Stated problem:
Filter the data for lines with the word "Figure", then copy every line so identified.

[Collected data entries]
______________________________
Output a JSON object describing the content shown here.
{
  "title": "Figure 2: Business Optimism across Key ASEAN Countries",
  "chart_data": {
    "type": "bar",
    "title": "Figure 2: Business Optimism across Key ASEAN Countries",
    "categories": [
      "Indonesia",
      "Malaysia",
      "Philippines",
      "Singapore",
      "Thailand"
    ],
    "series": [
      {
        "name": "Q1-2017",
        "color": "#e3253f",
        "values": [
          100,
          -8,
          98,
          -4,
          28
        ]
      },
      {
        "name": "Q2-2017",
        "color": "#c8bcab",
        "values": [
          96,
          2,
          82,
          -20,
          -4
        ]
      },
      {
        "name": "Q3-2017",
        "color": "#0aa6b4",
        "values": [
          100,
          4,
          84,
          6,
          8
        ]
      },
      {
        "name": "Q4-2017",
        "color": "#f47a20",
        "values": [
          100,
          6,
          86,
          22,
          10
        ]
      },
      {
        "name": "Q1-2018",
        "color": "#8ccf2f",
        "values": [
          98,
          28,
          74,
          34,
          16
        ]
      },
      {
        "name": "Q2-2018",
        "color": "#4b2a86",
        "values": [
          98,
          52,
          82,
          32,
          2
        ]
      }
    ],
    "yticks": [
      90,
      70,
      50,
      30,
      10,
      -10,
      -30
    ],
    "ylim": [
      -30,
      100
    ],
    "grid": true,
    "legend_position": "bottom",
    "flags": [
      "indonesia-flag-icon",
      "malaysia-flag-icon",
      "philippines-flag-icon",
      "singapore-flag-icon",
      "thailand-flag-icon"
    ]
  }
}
______________________________
Response:
  "title": "Figure 2: Business Optimism across Key ASEAN Countries",
    "title": "Figure 2: Business Optimism across Key ASEAN Countries",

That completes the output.